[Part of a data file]
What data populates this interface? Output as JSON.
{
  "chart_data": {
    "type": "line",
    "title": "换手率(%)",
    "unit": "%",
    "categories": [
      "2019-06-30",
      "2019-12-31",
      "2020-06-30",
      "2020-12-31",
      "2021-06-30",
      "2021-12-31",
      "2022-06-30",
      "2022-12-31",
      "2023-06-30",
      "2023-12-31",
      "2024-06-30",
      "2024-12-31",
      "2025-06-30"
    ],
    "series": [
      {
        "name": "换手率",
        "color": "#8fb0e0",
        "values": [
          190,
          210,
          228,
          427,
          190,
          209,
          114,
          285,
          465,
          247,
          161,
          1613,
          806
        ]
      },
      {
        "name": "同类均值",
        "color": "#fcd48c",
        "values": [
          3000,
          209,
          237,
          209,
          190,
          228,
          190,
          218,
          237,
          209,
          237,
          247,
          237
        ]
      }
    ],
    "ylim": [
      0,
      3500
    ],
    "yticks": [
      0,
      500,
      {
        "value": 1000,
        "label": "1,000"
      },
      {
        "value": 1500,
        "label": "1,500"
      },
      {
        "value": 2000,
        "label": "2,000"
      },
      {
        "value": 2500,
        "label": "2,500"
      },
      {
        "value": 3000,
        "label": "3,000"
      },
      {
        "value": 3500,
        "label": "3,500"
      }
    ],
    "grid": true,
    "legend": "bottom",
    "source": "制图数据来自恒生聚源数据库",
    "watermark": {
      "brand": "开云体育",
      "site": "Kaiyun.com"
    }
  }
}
* * *
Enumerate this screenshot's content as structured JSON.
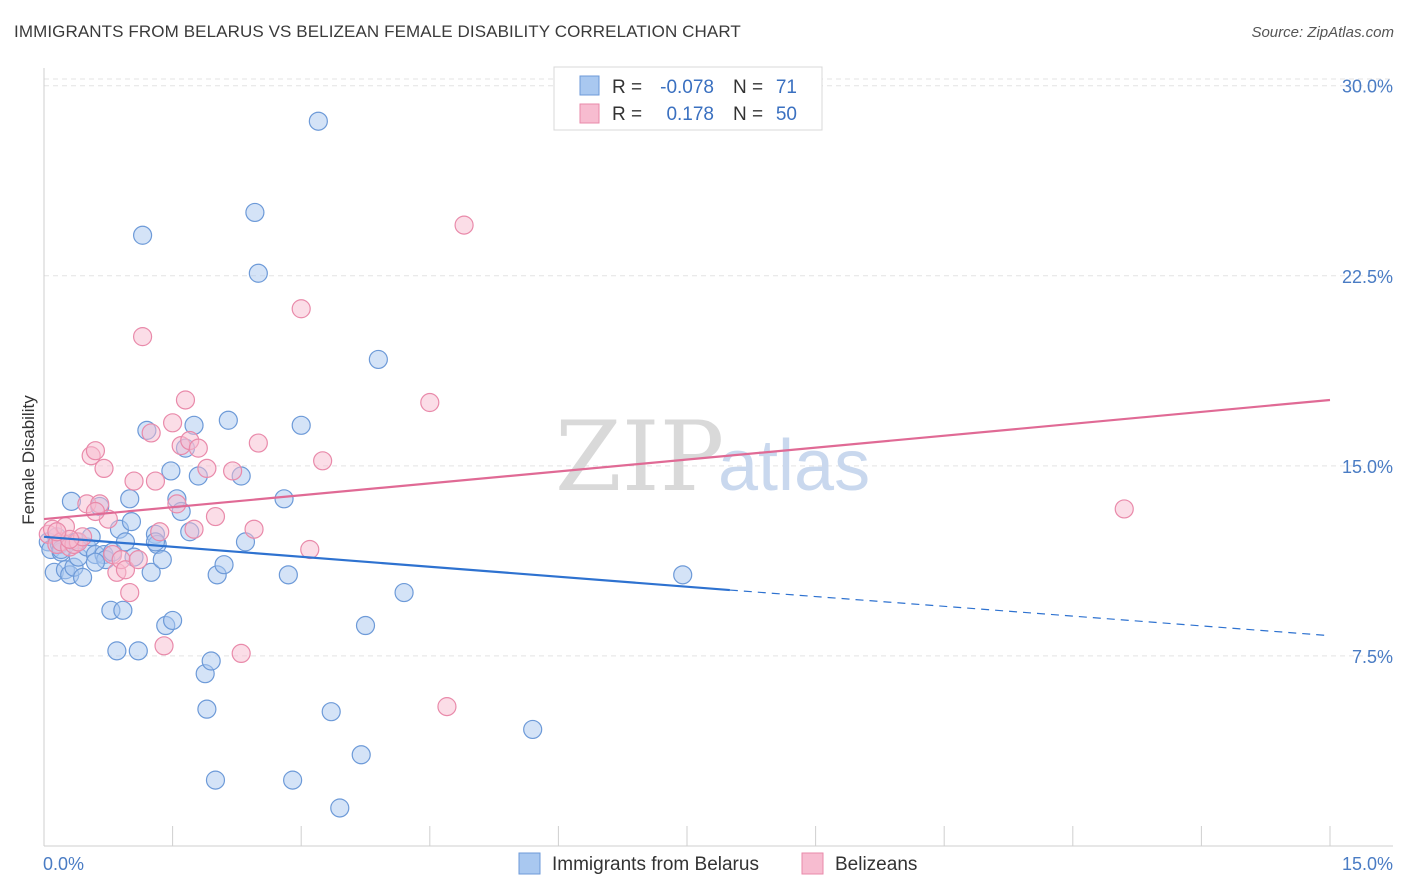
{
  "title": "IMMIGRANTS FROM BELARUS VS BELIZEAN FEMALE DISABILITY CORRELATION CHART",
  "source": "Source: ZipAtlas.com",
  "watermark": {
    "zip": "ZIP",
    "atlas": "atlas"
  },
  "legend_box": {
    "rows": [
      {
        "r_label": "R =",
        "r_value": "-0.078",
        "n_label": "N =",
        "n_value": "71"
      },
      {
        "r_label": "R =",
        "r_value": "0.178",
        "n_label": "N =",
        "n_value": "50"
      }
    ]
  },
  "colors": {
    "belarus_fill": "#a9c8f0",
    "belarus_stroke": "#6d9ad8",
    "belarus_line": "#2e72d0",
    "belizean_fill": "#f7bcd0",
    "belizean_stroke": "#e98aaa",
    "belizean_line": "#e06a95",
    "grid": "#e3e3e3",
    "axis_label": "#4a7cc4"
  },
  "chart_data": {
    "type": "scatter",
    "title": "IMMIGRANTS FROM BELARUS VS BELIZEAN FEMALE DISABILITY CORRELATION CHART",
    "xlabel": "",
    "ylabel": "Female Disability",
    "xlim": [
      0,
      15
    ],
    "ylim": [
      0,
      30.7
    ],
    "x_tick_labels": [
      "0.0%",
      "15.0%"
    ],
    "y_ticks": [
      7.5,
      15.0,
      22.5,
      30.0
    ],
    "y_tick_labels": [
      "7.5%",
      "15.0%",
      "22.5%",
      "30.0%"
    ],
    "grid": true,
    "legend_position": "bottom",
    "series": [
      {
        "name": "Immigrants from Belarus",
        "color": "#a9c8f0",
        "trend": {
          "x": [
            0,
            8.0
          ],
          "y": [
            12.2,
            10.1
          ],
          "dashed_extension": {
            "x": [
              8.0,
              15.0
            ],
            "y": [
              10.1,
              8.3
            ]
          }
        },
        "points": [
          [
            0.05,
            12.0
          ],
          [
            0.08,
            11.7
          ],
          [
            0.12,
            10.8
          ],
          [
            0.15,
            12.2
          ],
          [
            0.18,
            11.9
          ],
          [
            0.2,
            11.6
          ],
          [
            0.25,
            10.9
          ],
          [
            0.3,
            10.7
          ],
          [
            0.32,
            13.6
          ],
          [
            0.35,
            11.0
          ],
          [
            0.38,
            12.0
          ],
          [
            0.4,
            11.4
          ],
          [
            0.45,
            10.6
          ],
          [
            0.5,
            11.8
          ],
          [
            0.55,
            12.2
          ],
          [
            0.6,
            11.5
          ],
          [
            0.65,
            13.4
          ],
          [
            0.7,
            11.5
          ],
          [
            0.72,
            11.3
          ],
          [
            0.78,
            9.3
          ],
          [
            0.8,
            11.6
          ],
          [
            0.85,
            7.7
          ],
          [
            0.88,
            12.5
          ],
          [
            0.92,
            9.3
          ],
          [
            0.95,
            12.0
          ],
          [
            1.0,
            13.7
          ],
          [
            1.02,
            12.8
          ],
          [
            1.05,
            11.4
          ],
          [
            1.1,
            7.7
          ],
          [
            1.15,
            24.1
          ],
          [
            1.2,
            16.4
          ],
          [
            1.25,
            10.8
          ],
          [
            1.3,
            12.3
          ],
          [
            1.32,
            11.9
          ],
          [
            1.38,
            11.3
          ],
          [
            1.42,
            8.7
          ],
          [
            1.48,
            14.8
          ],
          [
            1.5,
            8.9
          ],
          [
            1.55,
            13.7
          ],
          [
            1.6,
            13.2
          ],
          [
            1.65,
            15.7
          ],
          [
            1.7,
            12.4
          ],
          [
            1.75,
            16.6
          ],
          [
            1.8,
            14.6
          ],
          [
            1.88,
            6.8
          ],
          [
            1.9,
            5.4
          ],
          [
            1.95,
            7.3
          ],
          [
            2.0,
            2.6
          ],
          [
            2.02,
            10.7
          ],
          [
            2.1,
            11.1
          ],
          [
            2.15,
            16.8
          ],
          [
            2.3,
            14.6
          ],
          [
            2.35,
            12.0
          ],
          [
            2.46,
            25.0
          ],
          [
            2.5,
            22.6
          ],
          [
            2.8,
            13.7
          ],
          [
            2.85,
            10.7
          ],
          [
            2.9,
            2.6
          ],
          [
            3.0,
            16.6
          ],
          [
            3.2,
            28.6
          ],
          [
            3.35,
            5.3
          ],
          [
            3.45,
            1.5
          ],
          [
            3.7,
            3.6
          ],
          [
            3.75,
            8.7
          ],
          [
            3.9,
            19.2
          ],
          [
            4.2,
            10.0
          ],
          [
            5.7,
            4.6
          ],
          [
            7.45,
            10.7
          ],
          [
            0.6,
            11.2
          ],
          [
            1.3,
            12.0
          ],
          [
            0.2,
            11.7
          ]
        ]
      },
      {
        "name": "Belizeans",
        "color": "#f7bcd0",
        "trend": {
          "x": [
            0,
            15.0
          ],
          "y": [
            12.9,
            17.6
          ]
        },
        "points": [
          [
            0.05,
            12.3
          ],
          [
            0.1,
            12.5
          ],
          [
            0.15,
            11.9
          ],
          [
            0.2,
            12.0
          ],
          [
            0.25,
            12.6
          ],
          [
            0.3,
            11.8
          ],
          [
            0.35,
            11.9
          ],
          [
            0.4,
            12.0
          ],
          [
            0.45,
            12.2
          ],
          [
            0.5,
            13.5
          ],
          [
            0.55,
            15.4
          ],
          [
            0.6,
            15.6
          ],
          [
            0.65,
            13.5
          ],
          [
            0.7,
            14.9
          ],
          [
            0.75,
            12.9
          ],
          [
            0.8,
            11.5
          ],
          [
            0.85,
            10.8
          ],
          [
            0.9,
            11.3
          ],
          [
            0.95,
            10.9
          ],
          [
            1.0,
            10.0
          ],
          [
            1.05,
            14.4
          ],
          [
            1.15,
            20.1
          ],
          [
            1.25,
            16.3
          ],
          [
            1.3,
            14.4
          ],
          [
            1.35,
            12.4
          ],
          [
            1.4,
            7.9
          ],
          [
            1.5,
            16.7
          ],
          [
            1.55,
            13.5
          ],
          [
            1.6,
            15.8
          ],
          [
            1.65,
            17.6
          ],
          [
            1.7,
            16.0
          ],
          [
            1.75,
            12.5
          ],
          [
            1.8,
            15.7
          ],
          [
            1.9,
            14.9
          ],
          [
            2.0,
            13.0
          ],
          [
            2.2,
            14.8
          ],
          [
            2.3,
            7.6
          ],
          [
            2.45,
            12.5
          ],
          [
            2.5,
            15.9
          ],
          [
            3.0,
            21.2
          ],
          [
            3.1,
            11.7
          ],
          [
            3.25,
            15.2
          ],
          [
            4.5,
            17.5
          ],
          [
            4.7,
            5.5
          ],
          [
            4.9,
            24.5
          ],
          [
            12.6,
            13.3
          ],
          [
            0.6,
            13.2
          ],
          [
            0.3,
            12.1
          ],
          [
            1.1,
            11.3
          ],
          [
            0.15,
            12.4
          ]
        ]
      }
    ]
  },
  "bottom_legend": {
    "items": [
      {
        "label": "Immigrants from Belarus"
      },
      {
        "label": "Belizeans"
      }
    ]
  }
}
* * *
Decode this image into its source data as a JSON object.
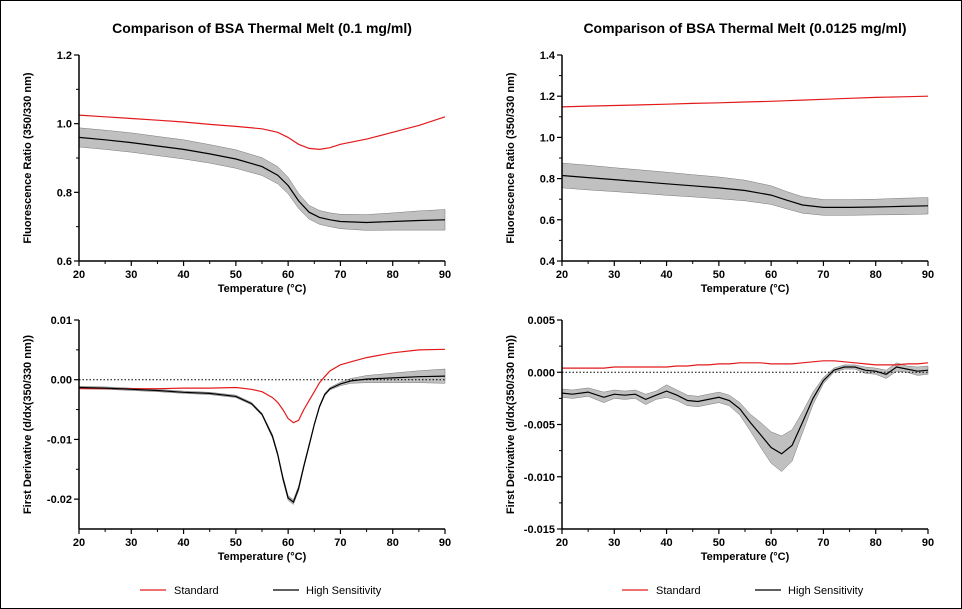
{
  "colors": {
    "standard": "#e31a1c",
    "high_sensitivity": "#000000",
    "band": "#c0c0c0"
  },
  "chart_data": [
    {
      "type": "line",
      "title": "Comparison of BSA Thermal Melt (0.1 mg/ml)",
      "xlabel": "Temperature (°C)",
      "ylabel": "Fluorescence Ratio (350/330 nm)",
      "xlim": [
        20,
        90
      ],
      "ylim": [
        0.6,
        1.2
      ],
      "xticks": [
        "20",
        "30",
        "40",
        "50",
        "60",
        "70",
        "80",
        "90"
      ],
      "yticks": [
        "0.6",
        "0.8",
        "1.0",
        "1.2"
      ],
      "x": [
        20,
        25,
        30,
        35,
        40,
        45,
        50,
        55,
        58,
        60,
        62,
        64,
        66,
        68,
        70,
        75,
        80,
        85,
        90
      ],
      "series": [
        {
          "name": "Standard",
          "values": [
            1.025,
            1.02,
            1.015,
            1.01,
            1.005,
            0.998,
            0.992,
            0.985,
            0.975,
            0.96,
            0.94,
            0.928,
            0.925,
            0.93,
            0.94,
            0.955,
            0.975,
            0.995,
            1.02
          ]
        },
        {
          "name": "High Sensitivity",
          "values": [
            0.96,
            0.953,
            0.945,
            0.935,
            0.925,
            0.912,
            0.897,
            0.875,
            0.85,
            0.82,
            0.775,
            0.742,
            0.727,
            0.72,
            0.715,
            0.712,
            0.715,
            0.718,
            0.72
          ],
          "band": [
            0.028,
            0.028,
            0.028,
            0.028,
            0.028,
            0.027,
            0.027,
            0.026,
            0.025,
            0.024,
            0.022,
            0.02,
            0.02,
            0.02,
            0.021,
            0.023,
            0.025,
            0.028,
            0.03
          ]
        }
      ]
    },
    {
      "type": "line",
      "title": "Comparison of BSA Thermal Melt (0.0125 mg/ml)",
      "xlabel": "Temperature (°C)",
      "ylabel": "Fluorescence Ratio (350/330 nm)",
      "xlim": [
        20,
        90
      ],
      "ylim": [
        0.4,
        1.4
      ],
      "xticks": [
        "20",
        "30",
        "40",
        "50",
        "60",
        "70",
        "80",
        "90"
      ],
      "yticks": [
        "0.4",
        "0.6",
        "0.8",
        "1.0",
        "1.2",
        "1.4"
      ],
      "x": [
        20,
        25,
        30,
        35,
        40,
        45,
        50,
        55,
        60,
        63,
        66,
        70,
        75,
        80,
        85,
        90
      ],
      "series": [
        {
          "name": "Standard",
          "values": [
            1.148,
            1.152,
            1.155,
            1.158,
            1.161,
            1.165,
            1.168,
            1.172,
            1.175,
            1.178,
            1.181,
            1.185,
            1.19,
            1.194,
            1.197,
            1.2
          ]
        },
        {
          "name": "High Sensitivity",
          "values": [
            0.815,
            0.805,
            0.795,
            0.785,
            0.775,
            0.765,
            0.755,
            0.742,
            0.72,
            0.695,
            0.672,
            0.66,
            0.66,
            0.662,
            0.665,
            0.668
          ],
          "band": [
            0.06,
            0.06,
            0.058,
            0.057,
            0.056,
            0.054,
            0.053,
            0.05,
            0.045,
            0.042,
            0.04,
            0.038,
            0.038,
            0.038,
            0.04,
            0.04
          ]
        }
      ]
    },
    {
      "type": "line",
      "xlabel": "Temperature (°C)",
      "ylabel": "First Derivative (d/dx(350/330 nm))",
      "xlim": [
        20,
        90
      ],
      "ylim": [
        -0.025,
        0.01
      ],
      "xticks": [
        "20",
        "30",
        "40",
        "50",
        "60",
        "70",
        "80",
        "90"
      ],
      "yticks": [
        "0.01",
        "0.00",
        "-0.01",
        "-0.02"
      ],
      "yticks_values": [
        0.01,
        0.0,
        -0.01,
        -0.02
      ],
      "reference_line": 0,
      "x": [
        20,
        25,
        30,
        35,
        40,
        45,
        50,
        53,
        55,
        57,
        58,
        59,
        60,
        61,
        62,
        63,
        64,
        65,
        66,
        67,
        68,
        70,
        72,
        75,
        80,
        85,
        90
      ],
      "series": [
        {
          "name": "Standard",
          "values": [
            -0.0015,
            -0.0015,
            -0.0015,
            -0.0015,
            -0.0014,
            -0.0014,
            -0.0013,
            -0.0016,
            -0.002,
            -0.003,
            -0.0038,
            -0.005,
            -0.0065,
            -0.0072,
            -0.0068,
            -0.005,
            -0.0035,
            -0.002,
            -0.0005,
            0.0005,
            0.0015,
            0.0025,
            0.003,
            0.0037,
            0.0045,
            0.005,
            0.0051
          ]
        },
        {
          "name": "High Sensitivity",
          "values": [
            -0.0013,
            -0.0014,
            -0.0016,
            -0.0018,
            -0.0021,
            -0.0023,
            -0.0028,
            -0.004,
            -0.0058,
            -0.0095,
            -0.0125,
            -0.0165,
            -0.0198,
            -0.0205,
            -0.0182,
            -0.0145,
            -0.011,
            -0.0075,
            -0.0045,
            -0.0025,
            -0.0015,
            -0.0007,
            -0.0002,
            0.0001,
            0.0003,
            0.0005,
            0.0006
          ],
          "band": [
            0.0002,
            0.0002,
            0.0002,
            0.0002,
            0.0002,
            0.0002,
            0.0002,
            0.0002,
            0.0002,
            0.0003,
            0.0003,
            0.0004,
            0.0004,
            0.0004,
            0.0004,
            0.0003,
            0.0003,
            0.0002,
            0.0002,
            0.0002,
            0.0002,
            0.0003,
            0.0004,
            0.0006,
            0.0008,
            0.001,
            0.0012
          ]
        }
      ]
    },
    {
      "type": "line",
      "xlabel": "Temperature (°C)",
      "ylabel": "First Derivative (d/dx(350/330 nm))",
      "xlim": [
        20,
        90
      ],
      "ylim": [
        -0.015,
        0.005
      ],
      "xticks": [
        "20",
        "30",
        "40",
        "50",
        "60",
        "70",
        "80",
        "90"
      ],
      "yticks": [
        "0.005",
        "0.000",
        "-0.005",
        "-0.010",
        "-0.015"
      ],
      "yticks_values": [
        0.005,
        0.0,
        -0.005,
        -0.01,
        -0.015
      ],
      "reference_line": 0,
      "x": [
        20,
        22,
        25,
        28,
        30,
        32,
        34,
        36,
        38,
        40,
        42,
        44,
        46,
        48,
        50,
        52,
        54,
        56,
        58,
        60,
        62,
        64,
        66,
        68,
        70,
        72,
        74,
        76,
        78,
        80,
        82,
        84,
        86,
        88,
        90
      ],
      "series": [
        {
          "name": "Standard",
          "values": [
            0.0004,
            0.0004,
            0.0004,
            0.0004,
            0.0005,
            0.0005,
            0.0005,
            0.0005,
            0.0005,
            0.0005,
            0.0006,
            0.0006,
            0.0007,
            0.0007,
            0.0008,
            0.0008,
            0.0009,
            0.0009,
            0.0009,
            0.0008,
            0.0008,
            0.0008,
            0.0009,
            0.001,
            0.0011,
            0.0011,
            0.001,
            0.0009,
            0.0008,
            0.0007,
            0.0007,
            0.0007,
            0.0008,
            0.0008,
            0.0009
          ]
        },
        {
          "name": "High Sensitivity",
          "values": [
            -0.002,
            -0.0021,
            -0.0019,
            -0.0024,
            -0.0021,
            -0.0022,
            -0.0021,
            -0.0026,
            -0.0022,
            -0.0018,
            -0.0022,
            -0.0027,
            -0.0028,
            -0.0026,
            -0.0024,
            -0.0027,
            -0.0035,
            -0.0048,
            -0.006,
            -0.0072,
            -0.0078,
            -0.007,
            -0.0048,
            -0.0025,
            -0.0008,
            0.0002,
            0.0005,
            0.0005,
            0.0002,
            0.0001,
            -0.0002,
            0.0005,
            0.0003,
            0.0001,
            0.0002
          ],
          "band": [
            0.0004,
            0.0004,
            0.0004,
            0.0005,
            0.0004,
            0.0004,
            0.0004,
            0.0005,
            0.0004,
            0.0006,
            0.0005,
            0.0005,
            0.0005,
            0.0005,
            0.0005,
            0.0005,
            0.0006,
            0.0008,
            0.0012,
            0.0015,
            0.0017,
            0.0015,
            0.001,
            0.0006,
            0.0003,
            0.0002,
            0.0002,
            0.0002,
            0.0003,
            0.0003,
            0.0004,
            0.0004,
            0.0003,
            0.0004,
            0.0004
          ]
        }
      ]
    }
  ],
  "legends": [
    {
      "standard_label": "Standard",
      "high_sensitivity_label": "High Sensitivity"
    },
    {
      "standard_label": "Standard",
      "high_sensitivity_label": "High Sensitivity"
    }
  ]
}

*Written task*. From the entries above, copy every line where the word "JSON" shows up.

*Answer to the exercise*.
What data populates this interface? Output as JSON.
Enumerate this screenshot's content as structured JSON.
Decode this image into its source data as a JSON object.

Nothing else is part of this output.